Gather the lines from the material that contain "title".
* START Extracted entries *
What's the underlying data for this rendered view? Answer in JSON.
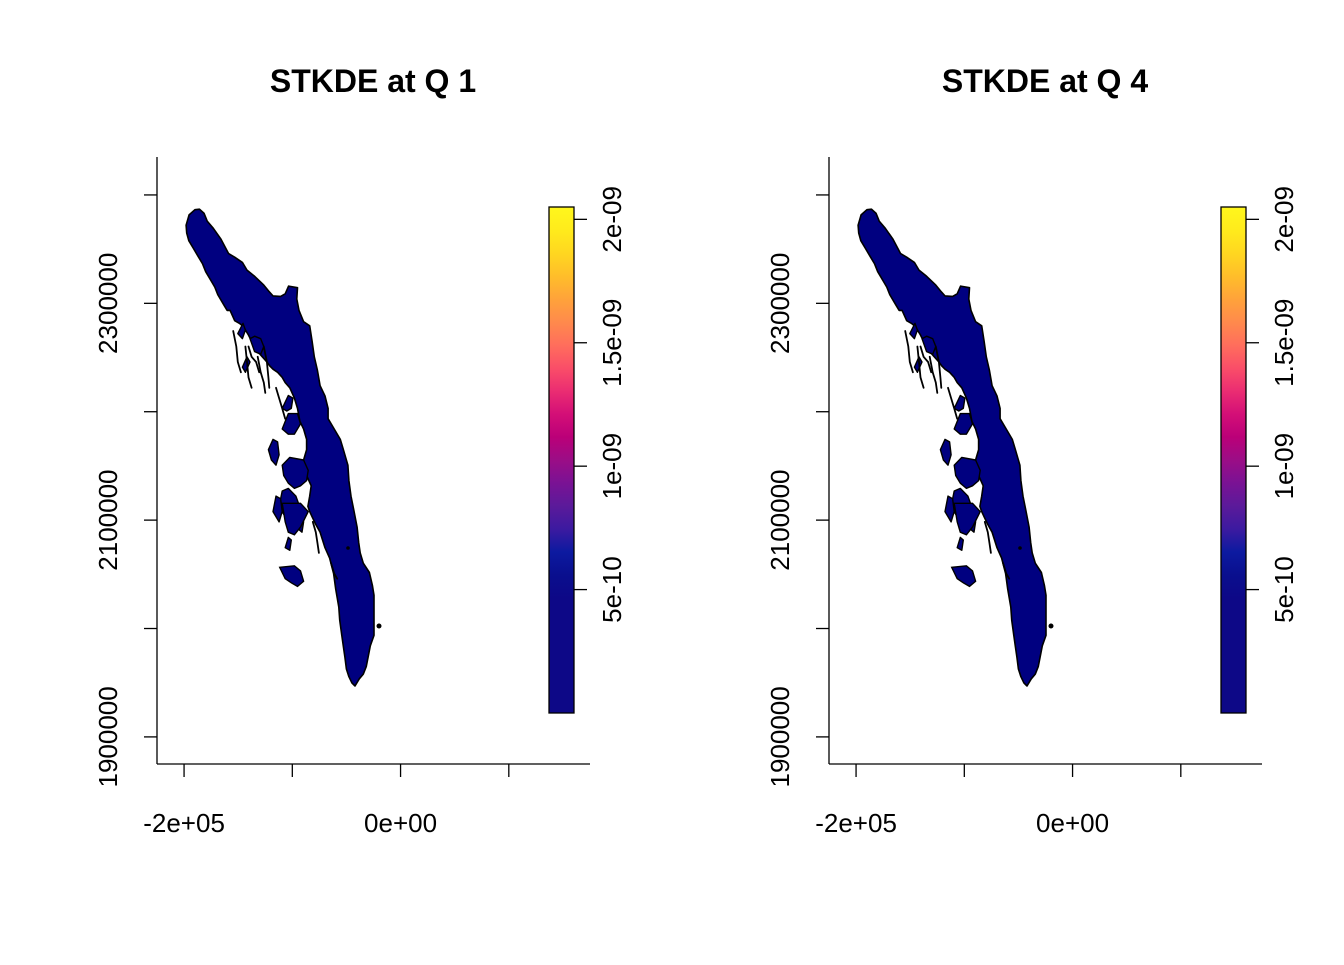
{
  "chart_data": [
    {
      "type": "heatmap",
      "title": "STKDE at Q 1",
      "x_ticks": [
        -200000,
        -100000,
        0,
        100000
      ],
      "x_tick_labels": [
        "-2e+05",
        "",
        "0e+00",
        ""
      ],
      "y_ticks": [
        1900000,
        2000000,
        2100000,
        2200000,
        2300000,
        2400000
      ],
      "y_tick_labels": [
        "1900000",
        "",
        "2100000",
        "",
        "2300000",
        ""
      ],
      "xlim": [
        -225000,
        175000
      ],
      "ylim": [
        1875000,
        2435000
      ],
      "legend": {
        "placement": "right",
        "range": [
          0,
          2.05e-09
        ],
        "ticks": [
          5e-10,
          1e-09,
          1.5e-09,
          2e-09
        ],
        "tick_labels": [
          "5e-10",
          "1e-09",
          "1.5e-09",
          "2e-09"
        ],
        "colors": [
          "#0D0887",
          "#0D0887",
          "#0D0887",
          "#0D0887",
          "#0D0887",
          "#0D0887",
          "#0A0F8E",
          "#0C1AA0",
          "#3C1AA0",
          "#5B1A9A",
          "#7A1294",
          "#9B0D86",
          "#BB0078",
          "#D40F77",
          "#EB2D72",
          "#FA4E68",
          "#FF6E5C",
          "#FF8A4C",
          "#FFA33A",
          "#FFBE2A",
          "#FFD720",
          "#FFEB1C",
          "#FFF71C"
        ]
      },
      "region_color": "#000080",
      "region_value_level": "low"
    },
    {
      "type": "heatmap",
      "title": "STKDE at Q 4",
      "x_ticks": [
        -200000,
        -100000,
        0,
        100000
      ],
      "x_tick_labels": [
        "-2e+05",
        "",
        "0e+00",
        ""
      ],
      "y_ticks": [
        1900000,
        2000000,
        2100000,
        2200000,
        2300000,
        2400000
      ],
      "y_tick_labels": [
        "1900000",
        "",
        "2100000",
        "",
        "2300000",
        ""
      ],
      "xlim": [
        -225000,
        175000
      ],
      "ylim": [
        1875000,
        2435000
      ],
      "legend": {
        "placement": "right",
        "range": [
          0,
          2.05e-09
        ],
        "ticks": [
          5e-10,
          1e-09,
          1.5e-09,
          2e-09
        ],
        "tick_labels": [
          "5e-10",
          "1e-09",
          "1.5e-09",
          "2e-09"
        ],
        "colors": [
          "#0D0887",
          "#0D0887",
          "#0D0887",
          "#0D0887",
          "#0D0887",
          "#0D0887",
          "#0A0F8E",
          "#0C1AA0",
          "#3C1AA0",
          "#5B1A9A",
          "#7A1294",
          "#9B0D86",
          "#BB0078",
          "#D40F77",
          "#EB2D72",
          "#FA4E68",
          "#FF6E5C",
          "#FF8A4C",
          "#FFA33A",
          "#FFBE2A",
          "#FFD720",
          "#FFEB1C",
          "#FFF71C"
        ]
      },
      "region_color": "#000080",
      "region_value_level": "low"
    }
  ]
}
* END Extracted entries *
* START Extracted entries *
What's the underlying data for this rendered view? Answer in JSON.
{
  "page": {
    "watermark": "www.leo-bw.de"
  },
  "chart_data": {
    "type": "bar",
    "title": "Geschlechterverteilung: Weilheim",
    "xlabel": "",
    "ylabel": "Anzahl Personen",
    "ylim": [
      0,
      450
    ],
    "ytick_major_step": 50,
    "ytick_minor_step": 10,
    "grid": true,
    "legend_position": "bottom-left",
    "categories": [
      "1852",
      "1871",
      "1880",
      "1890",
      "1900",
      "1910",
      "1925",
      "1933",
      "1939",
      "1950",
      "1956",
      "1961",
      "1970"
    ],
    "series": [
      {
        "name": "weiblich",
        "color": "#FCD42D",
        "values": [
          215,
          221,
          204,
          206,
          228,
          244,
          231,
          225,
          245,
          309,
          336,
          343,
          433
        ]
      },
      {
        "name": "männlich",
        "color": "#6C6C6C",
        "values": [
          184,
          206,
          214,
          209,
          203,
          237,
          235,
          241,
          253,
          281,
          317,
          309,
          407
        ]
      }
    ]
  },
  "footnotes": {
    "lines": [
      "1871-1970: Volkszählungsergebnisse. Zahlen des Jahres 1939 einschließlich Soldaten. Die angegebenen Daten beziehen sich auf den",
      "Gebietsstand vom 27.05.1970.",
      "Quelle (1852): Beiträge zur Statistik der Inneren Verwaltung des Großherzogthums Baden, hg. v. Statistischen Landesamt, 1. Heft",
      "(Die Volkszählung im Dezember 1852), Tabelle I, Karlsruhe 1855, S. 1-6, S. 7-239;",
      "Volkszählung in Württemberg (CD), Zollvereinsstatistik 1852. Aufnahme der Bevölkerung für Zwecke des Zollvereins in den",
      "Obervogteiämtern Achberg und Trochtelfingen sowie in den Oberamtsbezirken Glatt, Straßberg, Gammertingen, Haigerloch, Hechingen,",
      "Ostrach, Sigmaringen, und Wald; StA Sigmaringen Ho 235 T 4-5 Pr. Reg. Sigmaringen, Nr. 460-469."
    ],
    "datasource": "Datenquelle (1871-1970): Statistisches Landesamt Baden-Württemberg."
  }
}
* END Extracted entries *
Response to this task.
      "title": "STKDE at Q 1",
      "title": "STKDE at Q 4",
    "title": "Geschlechterverteilung: Weilheim",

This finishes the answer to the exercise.